■ **STATED TASK**:
Please quote the material exactly, every line of it.

■ **MATERIAL FOR THIS TASK**:
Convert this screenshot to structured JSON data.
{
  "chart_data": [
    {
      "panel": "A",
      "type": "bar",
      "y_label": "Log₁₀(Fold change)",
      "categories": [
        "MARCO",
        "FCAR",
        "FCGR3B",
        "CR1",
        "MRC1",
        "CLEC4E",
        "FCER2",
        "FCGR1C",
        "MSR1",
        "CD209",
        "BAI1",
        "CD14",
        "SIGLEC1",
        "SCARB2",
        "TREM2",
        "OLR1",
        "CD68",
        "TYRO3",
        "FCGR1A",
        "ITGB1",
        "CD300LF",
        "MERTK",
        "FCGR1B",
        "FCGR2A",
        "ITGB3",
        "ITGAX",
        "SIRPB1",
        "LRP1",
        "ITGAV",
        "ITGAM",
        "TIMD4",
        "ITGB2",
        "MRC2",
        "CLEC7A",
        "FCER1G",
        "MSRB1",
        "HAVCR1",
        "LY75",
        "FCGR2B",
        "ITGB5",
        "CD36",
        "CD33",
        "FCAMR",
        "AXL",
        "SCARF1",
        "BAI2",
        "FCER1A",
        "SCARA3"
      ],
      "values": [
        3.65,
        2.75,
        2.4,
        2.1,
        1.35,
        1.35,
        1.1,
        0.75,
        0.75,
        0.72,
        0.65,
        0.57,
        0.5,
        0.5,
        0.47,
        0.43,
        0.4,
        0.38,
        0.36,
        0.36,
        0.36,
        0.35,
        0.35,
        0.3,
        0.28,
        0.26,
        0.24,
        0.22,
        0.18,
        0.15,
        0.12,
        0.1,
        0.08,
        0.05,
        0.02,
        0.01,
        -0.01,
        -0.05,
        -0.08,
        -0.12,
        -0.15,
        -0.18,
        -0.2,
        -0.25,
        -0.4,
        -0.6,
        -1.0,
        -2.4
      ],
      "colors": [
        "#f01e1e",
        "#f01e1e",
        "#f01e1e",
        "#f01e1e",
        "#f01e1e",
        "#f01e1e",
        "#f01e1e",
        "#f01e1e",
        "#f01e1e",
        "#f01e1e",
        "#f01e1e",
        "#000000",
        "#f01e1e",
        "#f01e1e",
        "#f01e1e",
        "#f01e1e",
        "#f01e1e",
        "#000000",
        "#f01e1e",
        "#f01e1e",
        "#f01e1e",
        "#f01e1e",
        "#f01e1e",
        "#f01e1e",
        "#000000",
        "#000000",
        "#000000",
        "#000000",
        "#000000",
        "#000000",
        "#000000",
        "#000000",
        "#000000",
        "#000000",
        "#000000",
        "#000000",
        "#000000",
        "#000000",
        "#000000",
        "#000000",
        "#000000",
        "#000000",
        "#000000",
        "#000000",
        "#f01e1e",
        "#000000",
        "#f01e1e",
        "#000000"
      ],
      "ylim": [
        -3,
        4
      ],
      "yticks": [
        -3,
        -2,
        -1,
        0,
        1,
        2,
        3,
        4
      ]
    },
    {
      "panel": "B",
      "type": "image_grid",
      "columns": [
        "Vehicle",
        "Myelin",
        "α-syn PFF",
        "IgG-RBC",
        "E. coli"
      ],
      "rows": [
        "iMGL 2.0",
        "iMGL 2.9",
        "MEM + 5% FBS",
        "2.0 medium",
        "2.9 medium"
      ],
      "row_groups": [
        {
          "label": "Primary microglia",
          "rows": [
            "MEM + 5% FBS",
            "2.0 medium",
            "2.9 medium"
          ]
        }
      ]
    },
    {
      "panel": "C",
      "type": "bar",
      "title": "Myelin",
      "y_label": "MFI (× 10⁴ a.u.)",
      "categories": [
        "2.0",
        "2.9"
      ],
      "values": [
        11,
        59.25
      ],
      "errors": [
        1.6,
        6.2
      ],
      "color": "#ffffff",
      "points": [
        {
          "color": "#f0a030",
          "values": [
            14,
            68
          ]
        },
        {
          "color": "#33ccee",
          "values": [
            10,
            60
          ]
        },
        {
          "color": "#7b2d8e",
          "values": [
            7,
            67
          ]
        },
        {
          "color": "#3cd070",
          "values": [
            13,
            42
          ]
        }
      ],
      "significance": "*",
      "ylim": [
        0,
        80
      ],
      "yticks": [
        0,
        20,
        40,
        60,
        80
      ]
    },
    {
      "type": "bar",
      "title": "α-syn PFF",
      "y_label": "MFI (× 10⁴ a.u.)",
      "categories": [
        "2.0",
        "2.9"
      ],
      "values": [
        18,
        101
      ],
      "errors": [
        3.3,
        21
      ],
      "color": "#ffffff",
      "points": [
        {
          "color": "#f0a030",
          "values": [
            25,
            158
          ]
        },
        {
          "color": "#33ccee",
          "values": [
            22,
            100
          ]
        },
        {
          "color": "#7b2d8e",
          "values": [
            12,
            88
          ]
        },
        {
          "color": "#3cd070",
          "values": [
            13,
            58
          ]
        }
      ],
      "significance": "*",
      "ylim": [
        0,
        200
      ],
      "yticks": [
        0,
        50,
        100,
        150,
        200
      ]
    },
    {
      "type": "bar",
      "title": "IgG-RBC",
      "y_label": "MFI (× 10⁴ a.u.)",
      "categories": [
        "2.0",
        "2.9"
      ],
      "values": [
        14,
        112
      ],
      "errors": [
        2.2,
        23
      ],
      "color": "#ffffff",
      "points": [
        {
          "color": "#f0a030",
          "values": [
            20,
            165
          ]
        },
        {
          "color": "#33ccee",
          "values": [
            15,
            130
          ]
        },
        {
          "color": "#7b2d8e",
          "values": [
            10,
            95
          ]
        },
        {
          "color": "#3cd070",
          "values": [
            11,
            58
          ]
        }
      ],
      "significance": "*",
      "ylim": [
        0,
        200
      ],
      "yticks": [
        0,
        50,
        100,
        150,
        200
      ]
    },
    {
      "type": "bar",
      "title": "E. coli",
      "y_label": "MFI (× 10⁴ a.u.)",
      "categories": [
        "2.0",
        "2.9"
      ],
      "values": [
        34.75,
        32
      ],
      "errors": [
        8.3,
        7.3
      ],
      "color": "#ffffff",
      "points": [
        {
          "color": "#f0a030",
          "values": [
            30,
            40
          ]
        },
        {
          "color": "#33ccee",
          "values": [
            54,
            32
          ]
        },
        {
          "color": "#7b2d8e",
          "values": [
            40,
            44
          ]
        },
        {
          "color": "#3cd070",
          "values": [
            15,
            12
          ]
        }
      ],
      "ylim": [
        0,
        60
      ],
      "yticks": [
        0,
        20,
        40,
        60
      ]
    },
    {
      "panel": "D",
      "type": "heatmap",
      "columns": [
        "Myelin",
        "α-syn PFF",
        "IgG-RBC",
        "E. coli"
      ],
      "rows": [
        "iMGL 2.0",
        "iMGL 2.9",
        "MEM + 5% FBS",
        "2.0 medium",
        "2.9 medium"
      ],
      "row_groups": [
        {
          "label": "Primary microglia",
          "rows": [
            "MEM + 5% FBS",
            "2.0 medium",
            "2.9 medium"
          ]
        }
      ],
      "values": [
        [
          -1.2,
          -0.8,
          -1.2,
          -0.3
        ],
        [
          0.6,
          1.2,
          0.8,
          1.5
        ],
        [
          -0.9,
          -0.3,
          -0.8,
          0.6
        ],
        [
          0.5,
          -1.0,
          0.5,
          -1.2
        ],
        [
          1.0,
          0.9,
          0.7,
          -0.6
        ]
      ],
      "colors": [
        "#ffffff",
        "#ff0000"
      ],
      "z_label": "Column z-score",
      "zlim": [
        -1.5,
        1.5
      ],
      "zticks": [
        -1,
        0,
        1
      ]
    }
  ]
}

■ **OUTPUT OF THE EXERCISE**:
Convert this screenshot to structured JSON data.
{
  "chart_data": [
    {
      "panel": "A",
      "type": "bar",
      "y_label": "Log₁₀(Fold change)",
      "categories": [
        "MARCO",
        "FCAR",
        "FCGR3B",
        "CR1",
        "MRC1",
        "CLEC4E",
        "FCER2",
        "FCGR1C",
        "MSR1",
        "CD209",
        "BAI1",
        "CD14",
        "SIGLEC1",
        "SCARB2",
        "TREM2",
        "OLR1",
        "CD68",
        "TYRO3",
        "FCGR1A",
        "ITGB1",
        "CD300LF",
        "MERTK",
        "FCGR1B",
        "FCGR2A",
        "ITGB3",
        "ITGAX",
        "SIRPB1",
        "LRP1",
        "ITGAV",
        "ITGAM",
        "TIMD4",
        "ITGB2",
        "MRC2",
        "CLEC7A",
        "FCER1G",
        "MSRB1",
        "HAVCR1",
        "LY75",
        "FCGR2B",
        "ITGB5",
        "CD36",
        "CD33",
        "FCAMR",
        "AXL",
        "SCARF1",
        "BAI2",
        "FCER1A",
        "SCARA3"
      ],
      "values": [
        3.65,
        2.75,
        2.4,
        2.1,
        1.35,
        1.35,
        1.1,
        0.75,
        0.75,
        0.72,
        0.65,
        0.57,
        0.5,
        0.5,
        0.47,
        0.43,
        0.4,
        0.38,
        0.36,
        0.36,
        0.36,
        0.35,
        0.35,
        0.3,
        0.28,
        0.26,
        0.24,
        0.22,
        0.18,
        0.15,
        0.12,
        0.1,
        0.08,
        0.05,
        0.02,
        0.01,
        -0.01,
        -0.05,
        -0.08,
        -0.12,
        -0.15,
        -0.18,
        -0.2,
        -0.25,
        -0.4,
        -0.6,
        -1.0,
        -2.4
      ],
      "colors": [
        "#f01e1e",
        "#f01e1e",
        "#f01e1e",
        "#f01e1e",
        "#f01e1e",
        "#f01e1e",
        "#f01e1e",
        "#f01e1e",
        "#f01e1e",
        "#f01e1e",
        "#f01e1e",
        "#000000",
        "#f01e1e",
        "#f01e1e",
        "#f01e1e",
        "#f01e1e",
        "#f01e1e",
        "#000000",
        "#f01e1e",
        "#f01e1e",
        "#f01e1e",
        "#f01e1e",
        "#f01e1e",
        "#f01e1e",
        "#000000",
        "#000000",
        "#000000",
        "#000000",
        "#000000",
        "#000000",
        "#000000",
        "#000000",
        "#000000",
        "#000000",
        "#000000",
        "#000000",
        "#000000",
        "#000000",
        "#000000",
        "#000000",
        "#000000",
        "#000000",
        "#000000",
        "#000000",
        "#f01e1e",
        "#000000",
        "#f01e1e",
        "#000000"
      ],
      "ylim": [
        -3,
        4
      ],
      "yticks": [
        -3,
        -2,
        -1,
        0,
        1,
        2,
        3,
        4
      ]
    },
    {
      "panel": "B",
      "type": "image_grid",
      "columns": [
        "Vehicle",
        "Myelin",
        "α-syn PFF",
        "IgG-RBC",
        "E. coli"
      ],
      "rows": [
        "iMGL 2.0",
        "iMGL 2.9",
        "MEM + 5% FBS",
        "2.0 medium",
        "2.9 medium"
      ],
      "row_groups": [
        {
          "label": "Primary microglia",
          "rows": [
            "MEM + 5% FBS",
            "2.0 medium",
            "2.9 medium"
          ]
        }
      ]
    },
    {
      "panel": "C",
      "type": "bar",
      "title": "Myelin",
      "y_label": "MFI (× 10⁴ a.u.)",
      "categories": [
        "2.0",
        "2.9"
      ],
      "values": [
        11,
        59.25
      ],
      "errors": [
        1.6,
        6.2
      ],
      "color": "#ffffff",
      "points": [
        {
          "color": "#f0a030",
          "values": [
            14,
            68
          ]
        },
        {
          "color": "#33ccee",
          "values": [
            10,
            60
          ]
        },
        {
          "color": "#7b2d8e",
          "values": [
            7,
            67
          ]
        },
        {
          "color": "#3cd070",
          "values": [
            13,
            42
          ]
        }
      ],
      "significance": "*",
      "ylim": [
        0,
        80
      ],
      "yticks": [
        0,
        20,
        40,
        60,
        80
      ]
    },
    {
      "type": "bar",
      "title": "α-syn PFF",
      "y_label": "MFI (× 10⁴ a.u.)",
      "categories": [
        "2.0",
        "2.9"
      ],
      "values": [
        18,
        101
      ],
      "errors": [
        3.3,
        21
      ],
      "color": "#ffffff",
      "points": [
        {
          "color": "#f0a030",
          "values": [
            25,
            158
          ]
        },
        {
          "color": "#33ccee",
          "values": [
            22,
            100
          ]
        },
        {
          "color": "#7b2d8e",
          "values": [
            12,
            88
          ]
        },
        {
          "color": "#3cd070",
          "values": [
            13,
            58
          ]
        }
      ],
      "significance": "*",
      "ylim": [
        0,
        200
      ],
      "yticks": [
        0,
        50,
        100,
        150,
        200
      ]
    },
    {
      "type": "bar",
      "title": "IgG-RBC",
      "y_label": "MFI (× 10⁴ a.u.)",
      "categories": [
        "2.0",
        "2.9"
      ],
      "values": [
        14,
        112
      ],
      "errors": [
        2.2,
        23
      ],
      "color": "#ffffff",
      "points": [
        {
          "color": "#f0a030",
          "values": [
            20,
            165
          ]
        },
        {
          "color": "#33ccee",
          "values": [
            15,
            130
          ]
        },
        {
          "color": "#7b2d8e",
          "values": [
            10,
            95
          ]
        },
        {
          "color": "#3cd070",
          "values": [
            11,
            58
          ]
        }
      ],
      "significance": "*",
      "ylim": [
        0,
        200
      ],
      "yticks": [
        0,
        50,
        100,
        150,
        200
      ]
    },
    {
      "type": "bar",
      "title": "E. coli",
      "y_label": "MFI (× 10⁴ a.u.)",
      "categories": [
        "2.0",
        "2.9"
      ],
      "values": [
        34.75,
        32
      ],
      "errors": [
        8.3,
        7.3
      ],
      "color": "#ffffff",
      "points": [
        {
          "color": "#f0a030",
          "values": [
            30,
            40
          ]
        },
        {
          "color": "#33ccee",
          "values": [
            54,
            32
          ]
        },
        {
          "color": "#7b2d8e",
          "values": [
            40,
            44
          ]
        },
        {
          "color": "#3cd070",
          "values": [
            15,
            12
          ]
        }
      ],
      "ylim": [
        0,
        60
      ],
      "yticks": [
        0,
        20,
        40,
        60
      ]
    },
    {
      "panel": "D",
      "type": "heatmap",
      "columns": [
        "Myelin",
        "α-syn PFF",
        "IgG-RBC",
        "E. coli"
      ],
      "rows": [
        "iMGL 2.0",
        "iMGL 2.9",
        "MEM + 5% FBS",
        "2.0 medium",
        "2.9 medium"
      ],
      "row_groups": [
        {
          "label": "Primary microglia",
          "rows": [
            "MEM + 5% FBS",
            "2.0 medium",
            "2.9 medium"
          ]
        }
      ],
      "values": [
        [
          -1.2,
          -0.8,
          -1.2,
          -0.3
        ],
        [
          0.6,
          1.2,
          0.8,
          1.5
        ],
        [
          -0.9,
          -0.3,
          -0.8,
          0.6
        ],
        [
          0.5,
          -1.0,
          0.5,
          -1.2
        ],
        [
          1.0,
          0.9,
          0.7,
          -0.6
        ]
      ],
      "colors": [
        "#ffffff",
        "#ff0000"
      ],
      "z_label": "Column z-score",
      "zlim": [
        -1.5,
        1.5
      ],
      "zticks": [
        -1,
        0,
        1
      ]
    }
  ]
}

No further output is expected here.